** begin Information given **

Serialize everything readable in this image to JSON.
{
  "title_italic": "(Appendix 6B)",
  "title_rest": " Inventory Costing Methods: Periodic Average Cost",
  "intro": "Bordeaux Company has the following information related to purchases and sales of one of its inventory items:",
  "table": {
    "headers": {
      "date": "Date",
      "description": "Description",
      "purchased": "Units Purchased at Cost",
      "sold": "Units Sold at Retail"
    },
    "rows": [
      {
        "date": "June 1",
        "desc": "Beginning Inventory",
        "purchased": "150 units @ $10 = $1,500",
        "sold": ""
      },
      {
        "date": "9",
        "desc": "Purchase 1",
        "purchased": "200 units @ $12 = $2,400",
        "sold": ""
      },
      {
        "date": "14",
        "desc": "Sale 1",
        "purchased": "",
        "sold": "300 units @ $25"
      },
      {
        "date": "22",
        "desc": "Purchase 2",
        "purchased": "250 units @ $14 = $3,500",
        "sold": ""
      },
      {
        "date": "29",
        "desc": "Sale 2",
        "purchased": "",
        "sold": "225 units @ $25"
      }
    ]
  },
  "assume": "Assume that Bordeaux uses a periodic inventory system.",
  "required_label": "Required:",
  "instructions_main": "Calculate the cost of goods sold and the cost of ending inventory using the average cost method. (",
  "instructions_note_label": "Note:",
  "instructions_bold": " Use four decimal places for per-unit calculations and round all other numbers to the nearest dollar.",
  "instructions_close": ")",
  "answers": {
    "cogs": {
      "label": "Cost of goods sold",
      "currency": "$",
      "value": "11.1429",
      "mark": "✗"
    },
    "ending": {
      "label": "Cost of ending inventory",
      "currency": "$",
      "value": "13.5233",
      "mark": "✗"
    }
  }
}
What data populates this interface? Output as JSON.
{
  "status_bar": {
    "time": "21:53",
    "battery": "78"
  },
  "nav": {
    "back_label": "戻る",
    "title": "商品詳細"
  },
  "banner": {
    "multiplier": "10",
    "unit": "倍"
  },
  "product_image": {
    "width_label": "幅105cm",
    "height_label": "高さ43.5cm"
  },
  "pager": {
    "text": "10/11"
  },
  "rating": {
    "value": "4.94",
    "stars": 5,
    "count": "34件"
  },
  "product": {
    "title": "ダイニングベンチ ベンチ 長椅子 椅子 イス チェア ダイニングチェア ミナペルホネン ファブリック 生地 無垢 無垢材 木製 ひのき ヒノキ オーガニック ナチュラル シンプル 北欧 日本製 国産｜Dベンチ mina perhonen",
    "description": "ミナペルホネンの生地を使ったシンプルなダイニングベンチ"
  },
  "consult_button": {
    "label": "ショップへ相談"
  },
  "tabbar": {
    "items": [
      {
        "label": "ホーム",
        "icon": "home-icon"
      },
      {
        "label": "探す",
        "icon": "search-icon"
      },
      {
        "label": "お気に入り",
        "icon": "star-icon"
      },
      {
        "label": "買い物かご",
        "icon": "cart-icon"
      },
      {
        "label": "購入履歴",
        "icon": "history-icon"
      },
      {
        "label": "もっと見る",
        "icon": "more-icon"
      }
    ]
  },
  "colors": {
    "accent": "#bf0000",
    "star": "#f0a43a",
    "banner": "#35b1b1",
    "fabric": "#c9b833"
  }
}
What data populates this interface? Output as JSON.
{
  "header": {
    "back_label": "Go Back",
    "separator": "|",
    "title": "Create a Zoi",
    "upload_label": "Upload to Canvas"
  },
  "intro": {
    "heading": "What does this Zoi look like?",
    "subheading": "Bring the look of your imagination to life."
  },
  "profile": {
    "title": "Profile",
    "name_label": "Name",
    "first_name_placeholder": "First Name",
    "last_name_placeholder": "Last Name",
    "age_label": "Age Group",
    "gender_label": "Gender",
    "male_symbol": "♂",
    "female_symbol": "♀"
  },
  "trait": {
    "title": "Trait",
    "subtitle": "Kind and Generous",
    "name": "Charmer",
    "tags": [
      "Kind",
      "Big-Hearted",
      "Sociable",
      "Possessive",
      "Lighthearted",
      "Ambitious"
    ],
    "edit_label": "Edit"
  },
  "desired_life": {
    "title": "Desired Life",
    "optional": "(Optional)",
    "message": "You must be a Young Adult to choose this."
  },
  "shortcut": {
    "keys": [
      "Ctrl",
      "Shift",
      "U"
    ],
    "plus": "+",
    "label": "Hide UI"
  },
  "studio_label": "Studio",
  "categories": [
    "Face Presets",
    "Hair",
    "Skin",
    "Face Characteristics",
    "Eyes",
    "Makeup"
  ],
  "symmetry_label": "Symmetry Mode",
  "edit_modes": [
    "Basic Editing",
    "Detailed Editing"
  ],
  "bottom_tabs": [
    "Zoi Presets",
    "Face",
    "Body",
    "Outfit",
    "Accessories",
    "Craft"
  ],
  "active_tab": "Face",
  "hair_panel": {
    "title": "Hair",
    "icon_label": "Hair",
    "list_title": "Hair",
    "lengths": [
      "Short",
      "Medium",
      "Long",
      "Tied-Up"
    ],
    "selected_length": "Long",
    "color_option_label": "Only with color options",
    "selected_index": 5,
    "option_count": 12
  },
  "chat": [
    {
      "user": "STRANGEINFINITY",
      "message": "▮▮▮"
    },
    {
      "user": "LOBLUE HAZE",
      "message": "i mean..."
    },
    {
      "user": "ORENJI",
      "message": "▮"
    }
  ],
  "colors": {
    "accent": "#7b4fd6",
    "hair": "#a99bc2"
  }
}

** end Information given **

* _Work required_
Retype the records that precede this task, keeping them exactly the same.

* _Answer_
Serialize everything readable in this image to JSON.
{
  "title_italic": "(Appendix 6B)",
  "title_rest": " Inventory Costing Methods: Periodic Average Cost",
  "intro": "Bordeaux Company has the following information related to purchases and sales of one of its inventory items:",
  "table": {
    "headers": {
      "date": "Date",
      "description": "Description",
      "purchased": "Units Purchased at Cost",
      "sold": "Units Sold at Retail"
    },
    "rows": [
      {
        "date": "June 1",
        "desc": "Beginning Inventory",
        "purchased": "150 units @ $10 = $1,500",
        "sold": ""
      },
      {
        "date": "9",
        "desc": "Purchase 1",
        "purchased": "200 units @ $12 = $2,400",
        "sold": ""
      },
      {
        "date": "14",
        "desc": "Sale 1",
        "purchased": "",
        "sold": "300 units @ $25"
      },
      {
        "date": "22",
        "desc": "Purchase 2",
        "purchased": "250 units @ $14 = $3,500",
        "sold": ""
      },
      {
        "date": "29",
        "desc": "Sale 2",
        "purchased": "",
        "sold": "225 units @ $25"
      }
    ]
  },
  "assume": "Assume that Bordeaux uses a periodic inventory system.",
  "required_label": "Required:",
  "instructions_main": "Calculate the cost of goods sold and the cost of ending inventory using the average cost method. (",
  "instructions_note_label": "Note:",
  "instructions_bold": " Use four decimal places for per-unit calculations and round all other numbers to the nearest dollar.",
  "instructions_close": ")",
  "answers": {
    "cogs": {
      "label": "Cost of goods sold",
      "currency": "$",
      "value": "11.1429",
      "mark": "✗"
    },
    "ending": {
      "label": "Cost of ending inventory",
      "currency": "$",
      "value": "13.5233",
      "mark": "✗"
    }
  }
}
What data populates this interface? Output as JSON.
{
  "status_bar": {
    "time": "21:53",
    "battery": "78"
  },
  "nav": {
    "back_label": "戻る",
    "title": "商品詳細"
  },
  "banner": {
    "multiplier": "10",
    "unit": "倍"
  },
  "product_image": {
    "width_label": "幅105cm",
    "height_label": "高さ43.5cm"
  },
  "pager": {
    "text": "10/11"
  },
  "rating": {
    "value": "4.94",
    "stars": 5,
    "count": "34件"
  },
  "product": {
    "title": "ダイニングベンチ ベンチ 長椅子 椅子 イス チェア ダイニングチェア ミナペルホネン ファブリック 生地 無垢 無垢材 木製 ひのき ヒノキ オーガニック ナチュラル シンプル 北欧 日本製 国産｜Dベンチ mina perhonen",
    "description": "ミナペルホネンの生地を使ったシンプルなダイニングベンチ"
  },
  "consult_button": {
    "label": "ショップへ相談"
  },
  "tabbar": {
    "items": [
      {
        "label": "ホーム",
        "icon": "home-icon"
      },
      {
        "label": "探す",
        "icon": "search-icon"
      },
      {
        "label": "お気に入り",
        "icon": "star-icon"
      },
      {
        "label": "買い物かご",
        "icon": "cart-icon"
      },
      {
        "label": "購入履歴",
        "icon": "history-icon"
      },
      {
        "label": "もっと見る",
        "icon": "more-icon"
      }
    ]
  },
  "colors": {
    "accent": "#bf0000",
    "star": "#f0a43a",
    "banner": "#35b1b1",
    "fabric": "#c9b833"
  }
}
What data populates this interface? Output as JSON.
{
  "header": {
    "back_label": "Go Back",
    "separator": "|",
    "title": "Create a Zoi",
    "upload_label": "Upload to Canvas"
  },
  "intro": {
    "heading": "What does this Zoi look like?",
    "subheading": "Bring the look of your imagination to life."
  },
  "profile": {
    "title": "Profile",
    "name_label": "Name",
    "first_name_placeholder": "First Name",
    "last_name_placeholder": "Last Name",
    "age_label": "Age Group",
    "gender_label": "Gender",
    "male_symbol": "♂",
    "female_symbol": "♀"
  },
  "trait": {
    "title": "Trait",
    "subtitle": "Kind and Generous",
    "name": "Charmer",
    "tags": [
      "Kind",
      "Big-Hearted",
      "Sociable",
      "Possessive",
      "Lighthearted",
      "Ambitious"
    ],
    "edit_label": "Edit"
  },
  "desired_life": {
    "title": "Desired Life",
    "optional": "(Optional)",
    "message": "You must be a Young Adult to choose this."
  },
  "shortcut": {
    "keys": [
      "Ctrl",
      "Shift",
      "U"
    ],
    "plus": "+",
    "label": "Hide UI"
  },
  "studio_label": "Studio",
  "categories": [
    "Face Presets",
    "Hair",
    "Skin",
    "Face Characteristics",
    "Eyes",
    "Makeup"
  ],
  "symmetry_label": "Symmetry Mode",
  "edit_modes": [
    "Basic Editing",
    "Detailed Editing"
  ],
  "bottom_tabs": [
    "Zoi Presets",
    "Face",
    "Body",
    "Outfit",
    "Accessories",
    "Craft"
  ],
  "active_tab": "Face",
  "hair_panel": {
    "title": "Hair",
    "icon_label": "Hair",
    "list_title": "Hair",
    "lengths": [
      "Short",
      "Medium",
      "Long",
      "Tied-Up"
    ],
    "selected_length": "Long",
    "color_option_label": "Only with color options",
    "selected_index": 5,
    "option_count": 12
  },
  "chat": [
    {
      "user": "STRANGEINFINITY",
      "message": "▮▮▮"
    },
    {
      "user": "LOBLUE HAZE",
      "message": "i mean..."
    },
    {
      "user": "ORENJI",
      "message": "▮"
    }
  ],
  "colors": {
    "accent": "#7b4fd6",
    "hair": "#a99bc2"
  }
}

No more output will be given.